[START SUPPLIED DATA]
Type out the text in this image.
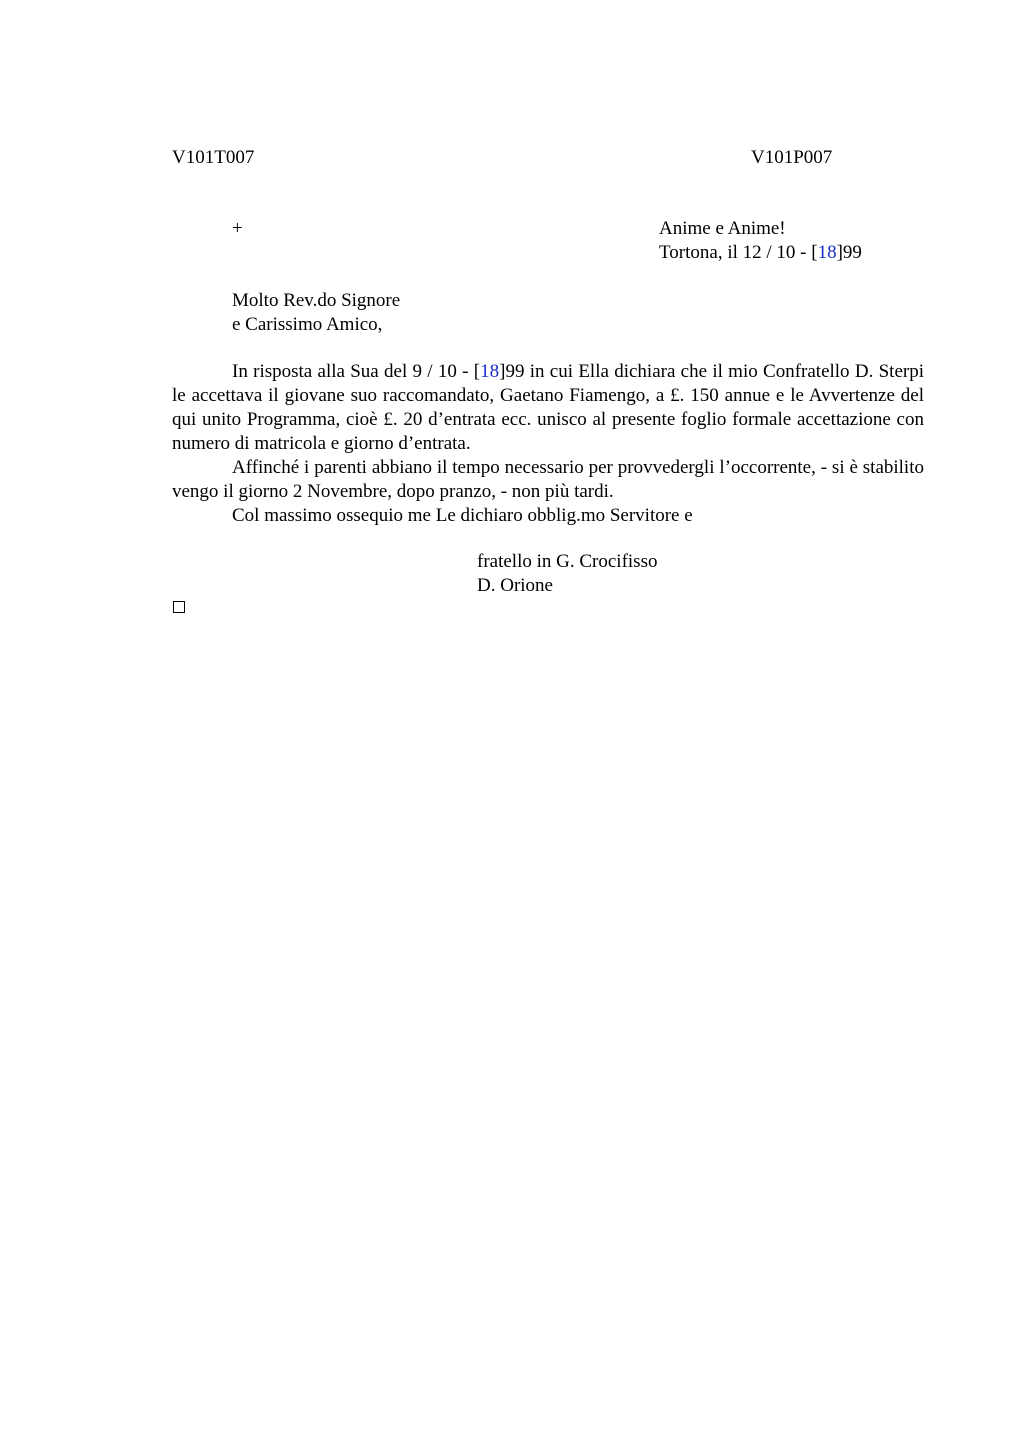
V101T007	V101P007
+	Anime e Anime!
Tortona, il 12 / 10 - [18]99
Molto Rev.do Signore
e Carissimo Amico,

In risposta alla Sua del 9 / 10 - [18]99 in cui Ella dichiara che il mio Confratello D. Sterpi le accettava il giovane suo raccomandato, Gaetano Fiamengo, a £. 150 annue e le Avvertenze del qui unito Programma, cioè £. 20 d’entrata ecc. unisco al presente foglio formale accettazione con numero di matricola e giorno d’entrata.

Affinché i parenti abbiano il tempo necessario per provvedergli l’occorrente, - si è stabilito vengo il giorno 2 Novembre, dopo pranzo, - non più tardi.

Col massimo ossequio me Le dichiaro obblig.mo Servitore e

fratello in G. Crocifisso
D. Orione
[END SUPPLIED DATA]
SHORT TASK =
Whichever lines contain the string "giorno", select and copy them.

FINISHED ANSWER =
In risposta alla Sua del 9 / 10 - [18]99 in cui Ella dichiara che il mio Confratello D. Sterpi le accettava il giovane suo raccomandato, Gaetano Fiamengo, a £. 150 annue e le Avvertenze del qui unito Programma, cioè £. 20 d’entrata ecc. unisco al presente foglio formale accettazione con numero di matricola e giorno d’entrata.
Affinché i parenti abbiano il tempo necessario per provvedergli l’occorrente, - si è stabilito vengo il giorno 2 Novembre, dopo pranzo, - non più tardi.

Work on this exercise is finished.